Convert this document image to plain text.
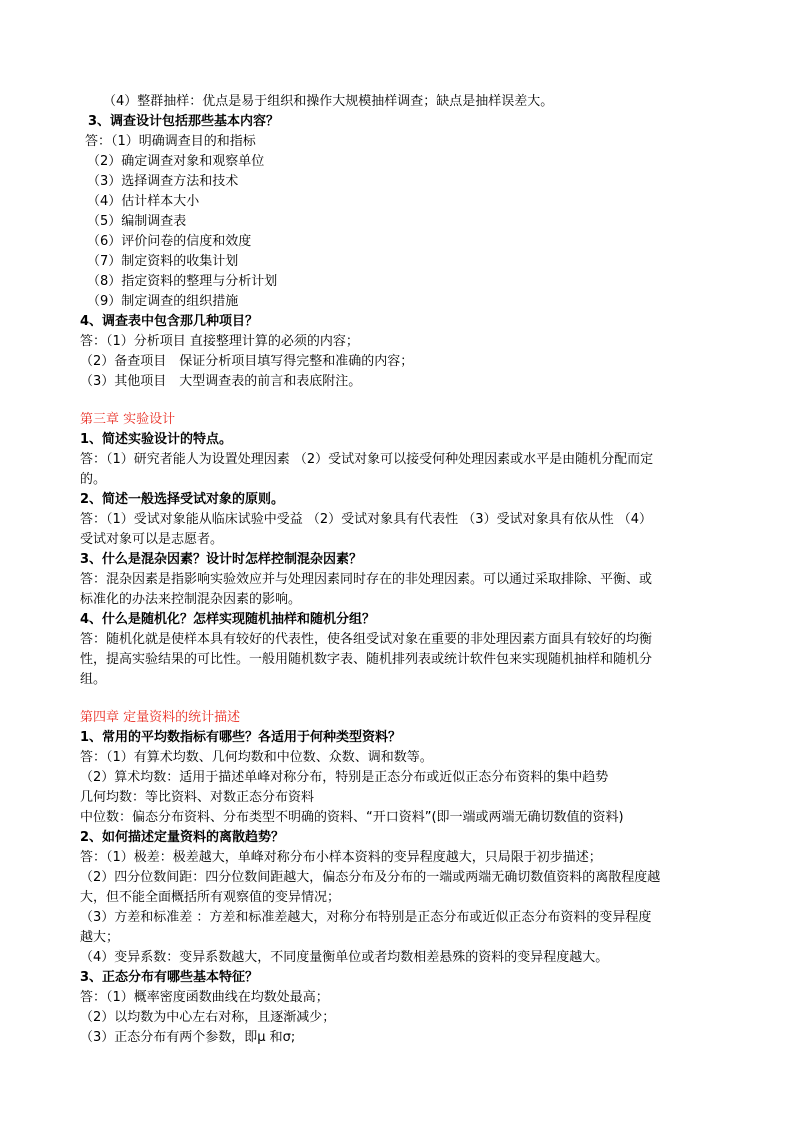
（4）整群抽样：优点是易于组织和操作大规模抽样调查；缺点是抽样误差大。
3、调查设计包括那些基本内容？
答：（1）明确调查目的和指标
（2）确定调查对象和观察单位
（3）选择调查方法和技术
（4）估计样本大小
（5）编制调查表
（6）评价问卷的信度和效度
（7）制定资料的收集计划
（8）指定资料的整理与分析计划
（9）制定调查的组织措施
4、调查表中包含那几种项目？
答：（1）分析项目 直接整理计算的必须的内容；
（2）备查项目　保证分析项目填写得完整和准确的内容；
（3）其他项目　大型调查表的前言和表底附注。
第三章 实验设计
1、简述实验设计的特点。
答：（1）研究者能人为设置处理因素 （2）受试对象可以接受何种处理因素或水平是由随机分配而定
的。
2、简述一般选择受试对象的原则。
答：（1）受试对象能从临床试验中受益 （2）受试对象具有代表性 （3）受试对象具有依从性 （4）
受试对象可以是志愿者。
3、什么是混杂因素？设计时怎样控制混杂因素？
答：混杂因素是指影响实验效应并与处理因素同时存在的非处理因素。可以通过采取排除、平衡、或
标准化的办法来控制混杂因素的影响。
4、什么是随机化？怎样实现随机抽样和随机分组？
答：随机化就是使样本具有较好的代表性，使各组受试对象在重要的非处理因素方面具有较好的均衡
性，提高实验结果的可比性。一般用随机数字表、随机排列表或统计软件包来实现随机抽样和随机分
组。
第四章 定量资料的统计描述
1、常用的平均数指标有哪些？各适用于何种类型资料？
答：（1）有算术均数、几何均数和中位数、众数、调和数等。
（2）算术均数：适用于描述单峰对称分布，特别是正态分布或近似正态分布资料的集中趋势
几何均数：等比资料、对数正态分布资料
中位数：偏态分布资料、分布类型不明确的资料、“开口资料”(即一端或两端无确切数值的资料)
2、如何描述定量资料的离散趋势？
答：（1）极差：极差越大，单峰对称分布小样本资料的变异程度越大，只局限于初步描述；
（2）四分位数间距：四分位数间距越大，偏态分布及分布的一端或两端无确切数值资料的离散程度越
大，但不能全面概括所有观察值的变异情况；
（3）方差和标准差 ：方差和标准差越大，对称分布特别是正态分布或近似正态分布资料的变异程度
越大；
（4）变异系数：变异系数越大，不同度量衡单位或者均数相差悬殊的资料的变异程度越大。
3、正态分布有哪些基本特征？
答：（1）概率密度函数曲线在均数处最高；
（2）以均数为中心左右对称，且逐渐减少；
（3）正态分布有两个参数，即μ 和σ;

____________________

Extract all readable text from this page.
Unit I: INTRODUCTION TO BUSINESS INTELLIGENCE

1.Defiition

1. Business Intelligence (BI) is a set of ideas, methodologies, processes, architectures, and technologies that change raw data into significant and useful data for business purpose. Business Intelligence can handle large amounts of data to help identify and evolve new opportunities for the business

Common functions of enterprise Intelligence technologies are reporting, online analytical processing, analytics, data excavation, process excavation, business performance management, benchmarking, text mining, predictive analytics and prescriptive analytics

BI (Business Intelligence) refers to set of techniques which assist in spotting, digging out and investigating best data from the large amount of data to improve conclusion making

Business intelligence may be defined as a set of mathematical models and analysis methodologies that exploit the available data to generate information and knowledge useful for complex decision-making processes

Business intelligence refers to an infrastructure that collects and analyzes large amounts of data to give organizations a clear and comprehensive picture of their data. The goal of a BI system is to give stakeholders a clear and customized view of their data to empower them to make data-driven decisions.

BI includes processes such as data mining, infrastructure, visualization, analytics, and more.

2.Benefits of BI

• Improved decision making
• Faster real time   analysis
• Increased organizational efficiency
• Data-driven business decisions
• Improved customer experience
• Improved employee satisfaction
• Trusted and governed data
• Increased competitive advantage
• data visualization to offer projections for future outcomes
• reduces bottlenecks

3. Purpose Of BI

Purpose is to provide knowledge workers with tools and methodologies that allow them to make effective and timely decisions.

____________________

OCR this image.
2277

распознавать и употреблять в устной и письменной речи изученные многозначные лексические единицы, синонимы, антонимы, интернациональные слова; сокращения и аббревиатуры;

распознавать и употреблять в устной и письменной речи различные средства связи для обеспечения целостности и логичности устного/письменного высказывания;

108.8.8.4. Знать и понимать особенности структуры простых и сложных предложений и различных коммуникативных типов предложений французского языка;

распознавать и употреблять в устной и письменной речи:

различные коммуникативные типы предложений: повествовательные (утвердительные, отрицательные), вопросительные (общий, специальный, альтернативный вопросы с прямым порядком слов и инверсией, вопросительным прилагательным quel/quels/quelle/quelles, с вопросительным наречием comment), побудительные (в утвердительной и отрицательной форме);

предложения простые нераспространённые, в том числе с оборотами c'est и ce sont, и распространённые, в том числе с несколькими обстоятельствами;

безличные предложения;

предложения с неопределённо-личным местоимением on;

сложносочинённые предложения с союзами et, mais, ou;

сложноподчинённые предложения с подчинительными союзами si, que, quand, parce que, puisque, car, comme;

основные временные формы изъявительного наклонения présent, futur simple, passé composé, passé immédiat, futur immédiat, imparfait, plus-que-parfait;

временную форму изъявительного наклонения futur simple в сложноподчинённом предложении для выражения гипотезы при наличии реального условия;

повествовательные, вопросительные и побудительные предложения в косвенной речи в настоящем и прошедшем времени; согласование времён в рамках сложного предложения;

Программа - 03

____________________

> [TASK OBJECTIVE]
Search the lines above for the string "large" and copy each line that has it.

> [TASK RESULT]
1. Business Intelligence (BI) is a set of ideas, methodologies, processes, architectures, and technologies that change raw data into significant and useful data for business purpose. Business Intelligence can handle large amounts of data to help identify and evolve new opportunities for the business
BI (Business Intelligence) refers to set of techniques which assist in spotting, digging out and investigating best data from the large amount of data to improve conclusion making
Business intelligence refers to an infrastructure that collects and analyzes large amounts of data to give organizations a clear and comprehensive picture of their data. The goal of a BI system is to give stakeholders a clear and customized view of their data to empower them to make data-driven decisions.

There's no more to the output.